Lines of data:
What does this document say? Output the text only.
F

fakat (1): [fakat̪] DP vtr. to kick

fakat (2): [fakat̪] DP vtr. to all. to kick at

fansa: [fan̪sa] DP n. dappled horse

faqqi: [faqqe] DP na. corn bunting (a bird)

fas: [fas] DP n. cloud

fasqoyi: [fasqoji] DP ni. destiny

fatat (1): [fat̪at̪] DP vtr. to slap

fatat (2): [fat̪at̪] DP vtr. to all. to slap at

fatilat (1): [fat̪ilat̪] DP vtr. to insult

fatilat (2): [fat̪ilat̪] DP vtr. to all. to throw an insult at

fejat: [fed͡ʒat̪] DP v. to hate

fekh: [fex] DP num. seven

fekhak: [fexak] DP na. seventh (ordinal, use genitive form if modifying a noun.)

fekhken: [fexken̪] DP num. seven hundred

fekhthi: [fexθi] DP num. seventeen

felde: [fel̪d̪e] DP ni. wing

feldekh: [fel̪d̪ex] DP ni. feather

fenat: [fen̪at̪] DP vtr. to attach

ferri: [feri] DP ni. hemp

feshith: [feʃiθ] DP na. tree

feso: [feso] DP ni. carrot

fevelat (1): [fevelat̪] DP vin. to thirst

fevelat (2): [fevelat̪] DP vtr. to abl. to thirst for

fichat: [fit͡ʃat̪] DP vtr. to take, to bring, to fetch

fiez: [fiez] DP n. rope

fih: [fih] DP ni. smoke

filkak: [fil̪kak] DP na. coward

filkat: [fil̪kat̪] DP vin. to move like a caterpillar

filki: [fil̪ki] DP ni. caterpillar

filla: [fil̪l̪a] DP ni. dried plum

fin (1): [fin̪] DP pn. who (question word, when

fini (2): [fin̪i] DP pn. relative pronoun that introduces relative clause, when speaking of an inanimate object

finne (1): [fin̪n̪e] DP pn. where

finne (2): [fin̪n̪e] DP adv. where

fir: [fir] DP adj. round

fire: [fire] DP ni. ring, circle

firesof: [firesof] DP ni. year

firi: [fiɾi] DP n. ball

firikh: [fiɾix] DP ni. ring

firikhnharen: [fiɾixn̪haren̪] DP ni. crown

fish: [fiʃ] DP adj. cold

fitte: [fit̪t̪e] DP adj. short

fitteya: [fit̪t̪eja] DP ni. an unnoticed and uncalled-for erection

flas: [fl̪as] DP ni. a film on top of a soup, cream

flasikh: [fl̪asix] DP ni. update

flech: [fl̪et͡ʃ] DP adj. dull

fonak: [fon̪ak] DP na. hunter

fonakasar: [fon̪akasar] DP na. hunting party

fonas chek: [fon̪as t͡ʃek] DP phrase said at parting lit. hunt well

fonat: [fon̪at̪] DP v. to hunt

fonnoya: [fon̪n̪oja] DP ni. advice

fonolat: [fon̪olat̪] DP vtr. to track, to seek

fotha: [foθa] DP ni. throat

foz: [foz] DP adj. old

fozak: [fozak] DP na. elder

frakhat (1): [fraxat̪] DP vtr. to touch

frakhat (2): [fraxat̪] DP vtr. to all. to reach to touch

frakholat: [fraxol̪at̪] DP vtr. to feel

# Request
Pull out every line containing "finne".

# Answer to the exercise
finne (1): [fin̪n̪e] DP pn. where
finne (2): [fin̪n̪e] DP adv. where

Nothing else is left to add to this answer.